What you are asked to do:
Where the data below has the string "Liebe", return the whole line.

╭─ Input for this task

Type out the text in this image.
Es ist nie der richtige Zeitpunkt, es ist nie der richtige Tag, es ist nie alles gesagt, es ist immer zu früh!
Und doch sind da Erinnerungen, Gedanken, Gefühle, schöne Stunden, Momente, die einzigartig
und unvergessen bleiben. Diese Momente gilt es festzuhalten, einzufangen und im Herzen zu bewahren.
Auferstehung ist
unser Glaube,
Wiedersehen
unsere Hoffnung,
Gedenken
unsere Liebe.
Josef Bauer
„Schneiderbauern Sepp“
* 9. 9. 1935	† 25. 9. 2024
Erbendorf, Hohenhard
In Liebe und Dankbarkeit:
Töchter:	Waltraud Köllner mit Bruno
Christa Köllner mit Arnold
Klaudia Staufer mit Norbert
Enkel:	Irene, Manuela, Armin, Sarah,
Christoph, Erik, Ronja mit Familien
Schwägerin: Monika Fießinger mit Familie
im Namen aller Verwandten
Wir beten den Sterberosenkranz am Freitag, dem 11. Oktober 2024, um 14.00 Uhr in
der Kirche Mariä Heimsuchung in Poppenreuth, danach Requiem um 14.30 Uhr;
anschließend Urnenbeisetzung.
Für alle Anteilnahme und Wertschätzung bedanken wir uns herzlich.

╰─

Solution to this exercise:
unsere Liebe.
In Liebe und Dankbarkeit:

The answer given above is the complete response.